━━ MATERIAL
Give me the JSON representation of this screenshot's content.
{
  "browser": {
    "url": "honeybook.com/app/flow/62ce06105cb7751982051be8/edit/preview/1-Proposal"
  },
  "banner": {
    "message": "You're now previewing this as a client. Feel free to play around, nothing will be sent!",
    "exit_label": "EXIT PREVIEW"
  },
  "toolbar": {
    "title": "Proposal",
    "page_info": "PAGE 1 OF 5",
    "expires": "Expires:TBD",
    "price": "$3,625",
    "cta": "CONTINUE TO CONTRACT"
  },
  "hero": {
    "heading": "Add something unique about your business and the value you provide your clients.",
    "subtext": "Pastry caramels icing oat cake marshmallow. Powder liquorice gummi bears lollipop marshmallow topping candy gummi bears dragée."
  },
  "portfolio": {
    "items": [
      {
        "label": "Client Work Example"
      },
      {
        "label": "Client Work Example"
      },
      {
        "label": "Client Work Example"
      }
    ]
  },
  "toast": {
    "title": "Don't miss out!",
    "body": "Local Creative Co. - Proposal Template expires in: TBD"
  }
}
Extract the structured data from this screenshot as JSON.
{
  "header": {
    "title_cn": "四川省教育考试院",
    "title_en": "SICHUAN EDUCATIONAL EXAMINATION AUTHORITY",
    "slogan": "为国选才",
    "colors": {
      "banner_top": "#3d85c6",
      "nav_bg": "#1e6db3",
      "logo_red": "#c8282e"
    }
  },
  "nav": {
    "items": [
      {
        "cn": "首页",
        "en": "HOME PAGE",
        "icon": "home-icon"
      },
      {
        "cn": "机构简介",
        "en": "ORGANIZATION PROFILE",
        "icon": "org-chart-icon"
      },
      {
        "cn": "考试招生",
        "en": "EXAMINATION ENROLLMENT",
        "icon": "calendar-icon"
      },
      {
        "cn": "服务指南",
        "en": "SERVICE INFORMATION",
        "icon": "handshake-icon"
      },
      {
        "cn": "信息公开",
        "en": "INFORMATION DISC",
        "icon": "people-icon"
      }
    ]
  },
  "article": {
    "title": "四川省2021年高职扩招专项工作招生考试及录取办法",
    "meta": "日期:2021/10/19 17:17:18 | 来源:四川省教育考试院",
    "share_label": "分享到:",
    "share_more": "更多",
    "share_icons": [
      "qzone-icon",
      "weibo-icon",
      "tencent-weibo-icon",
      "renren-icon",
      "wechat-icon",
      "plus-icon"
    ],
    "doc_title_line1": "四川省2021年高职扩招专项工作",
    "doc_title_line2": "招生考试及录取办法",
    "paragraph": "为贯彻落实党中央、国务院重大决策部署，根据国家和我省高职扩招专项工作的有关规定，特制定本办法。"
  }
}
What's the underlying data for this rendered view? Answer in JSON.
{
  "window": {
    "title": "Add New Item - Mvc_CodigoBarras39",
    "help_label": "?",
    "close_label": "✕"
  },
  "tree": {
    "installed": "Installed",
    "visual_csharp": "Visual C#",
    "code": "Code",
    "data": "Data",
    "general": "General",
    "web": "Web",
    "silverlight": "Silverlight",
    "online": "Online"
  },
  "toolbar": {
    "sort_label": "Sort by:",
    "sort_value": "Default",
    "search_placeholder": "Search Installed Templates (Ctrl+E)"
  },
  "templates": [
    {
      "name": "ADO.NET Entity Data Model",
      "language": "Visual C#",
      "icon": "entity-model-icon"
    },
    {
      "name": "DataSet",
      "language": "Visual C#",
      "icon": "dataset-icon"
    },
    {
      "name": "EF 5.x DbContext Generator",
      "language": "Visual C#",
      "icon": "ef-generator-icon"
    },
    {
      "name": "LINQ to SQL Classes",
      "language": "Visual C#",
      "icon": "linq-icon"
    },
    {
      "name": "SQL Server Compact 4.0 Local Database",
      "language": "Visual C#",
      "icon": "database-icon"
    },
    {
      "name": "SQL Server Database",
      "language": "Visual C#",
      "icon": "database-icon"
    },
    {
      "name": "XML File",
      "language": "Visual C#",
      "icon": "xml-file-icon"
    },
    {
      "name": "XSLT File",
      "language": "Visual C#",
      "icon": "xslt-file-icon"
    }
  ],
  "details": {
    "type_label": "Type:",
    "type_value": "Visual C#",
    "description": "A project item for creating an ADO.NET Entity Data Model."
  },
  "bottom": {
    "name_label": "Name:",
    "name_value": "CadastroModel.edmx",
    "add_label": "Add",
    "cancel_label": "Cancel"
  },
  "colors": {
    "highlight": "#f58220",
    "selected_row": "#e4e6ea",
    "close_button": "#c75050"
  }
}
━━━━
> **WHAT YOU HAVE TO DO**: Write the material out again word for word.

> **SOLUTION TO THE EXERCISE**:
Give me the JSON representation of this screenshot's content.
{
  "browser": {
    "url": "honeybook.com/app/flow/62ce06105cb7751982051be8/edit/preview/1-Proposal"
  },
  "banner": {
    "message": "You're now previewing this as a client. Feel free to play around, nothing will be sent!",
    "exit_label": "EXIT PREVIEW"
  },
  "toolbar": {
    "title": "Proposal",
    "page_info": "PAGE 1 OF 5",
    "expires": "Expires:TBD",
    "price": "$3,625",
    "cta": "CONTINUE TO CONTRACT"
  },
  "hero": {
    "heading": "Add something unique about your business and the value you provide your clients.",
    "subtext": "Pastry caramels icing oat cake marshmallow. Powder liquorice gummi bears lollipop marshmallow topping candy gummi bears dragée."
  },
  "portfolio": {
    "items": [
      {
        "label": "Client Work Example"
      },
      {
        "label": "Client Work Example"
      },
      {
        "label": "Client Work Example"
      }
    ]
  },
  "toast": {
    "title": "Don't miss out!",
    "body": "Local Creative Co. - Proposal Template expires in: TBD"
  }
}
Extract the structured data from this screenshot as JSON.
{
  "header": {
    "title_cn": "四川省教育考试院",
    "title_en": "SICHUAN EDUCATIONAL EXAMINATION AUTHORITY",
    "slogan": "为国选才",
    "colors": {
      "banner_top": "#3d85c6",
      "nav_bg": "#1e6db3",
      "logo_red": "#c8282e"
    }
  },
  "nav": {
    "items": [
      {
        "cn": "首页",
        "en": "HOME PAGE",
        "icon": "home-icon"
      },
      {
        "cn": "机构简介",
        "en": "ORGANIZATION PROFILE",
        "icon": "org-chart-icon"
      },
      {
        "cn": "考试招生",
        "en": "EXAMINATION ENROLLMENT",
        "icon": "calendar-icon"
      },
      {
        "cn": "服务指南",
        "en": "SERVICE INFORMATION",
        "icon": "handshake-icon"
      },
      {
        "cn": "信息公开",
        "en": "INFORMATION DISC",
        "icon": "people-icon"
      }
    ]
  },
  "article": {
    "title": "四川省2021年高职扩招专项工作招生考试及录取办法",
    "meta": "日期:2021/10/19 17:17:18 | 来源:四川省教育考试院",
    "share_label": "分享到:",
    "share_more": "更多",
    "share_icons": [
      "qzone-icon",
      "weibo-icon",
      "tencent-weibo-icon",
      "renren-icon",
      "wechat-icon",
      "plus-icon"
    ],
    "doc_title_line1": "四川省2021年高职扩招专项工作",
    "doc_title_line2": "招生考试及录取办法",
    "paragraph": "为贯彻落实党中央、国务院重大决策部署，根据国家和我省高职扩招专项工作的有关规定，特制定本办法。"
  }
}
What's the underlying data for this rendered view? Answer in JSON.
{
  "window": {
    "title": "Add New Item - Mvc_CodigoBarras39",
    "help_label": "?",
    "close_label": "✕"
  },
  "tree": {
    "installed": "Installed",
    "visual_csharp": "Visual C#",
    "code": "Code",
    "data": "Data",
    "general": "General",
    "web": "Web",
    "silverlight": "Silverlight",
    "online": "Online"
  },
  "toolbar": {
    "sort_label": "Sort by:",
    "sort_value": "Default",
    "search_placeholder": "Search Installed Templates (Ctrl+E)"
  },
  "templates": [
    {
      "name": "ADO.NET Entity Data Model",
      "language": "Visual C#",
      "icon": "entity-model-icon"
    },
    {
      "name": "DataSet",
      "language": "Visual C#",
      "icon": "dataset-icon"
    },
    {
      "name": "EF 5.x DbContext Generator",
      "language": "Visual C#",
      "icon": "ef-generator-icon"
    },
    {
      "name": "LINQ to SQL Classes",
      "language": "Visual C#",
      "icon": "linq-icon"
    },
    {
      "name": "SQL Server Compact 4.0 Local Database",
      "language": "Visual C#",
      "icon": "database-icon"
    },
    {
      "name": "SQL Server Database",
      "language": "Visual C#",
      "icon": "database-icon"
    },
    {
      "name": "XML File",
      "language": "Visual C#",
      "icon": "xml-file-icon"
    },
    {
      "name": "XSLT File",
      "language": "Visual C#",
      "icon": "xslt-file-icon"
    }
  ],
  "details": {
    "type_label": "Type:",
    "type_value": "Visual C#",
    "description": "A project item for creating an ADO.NET Entity Data Model."
  },
  "bottom": {
    "name_label": "Name:",
    "name_value": "CadastroModel.edmx",
    "add_label": "Add",
    "cancel_label": "Cancel"
  },
  "colors": {
    "highlight": "#f58220",
    "selected_row": "#e4e6ea",
    "close_button": "#c75050"
  }
}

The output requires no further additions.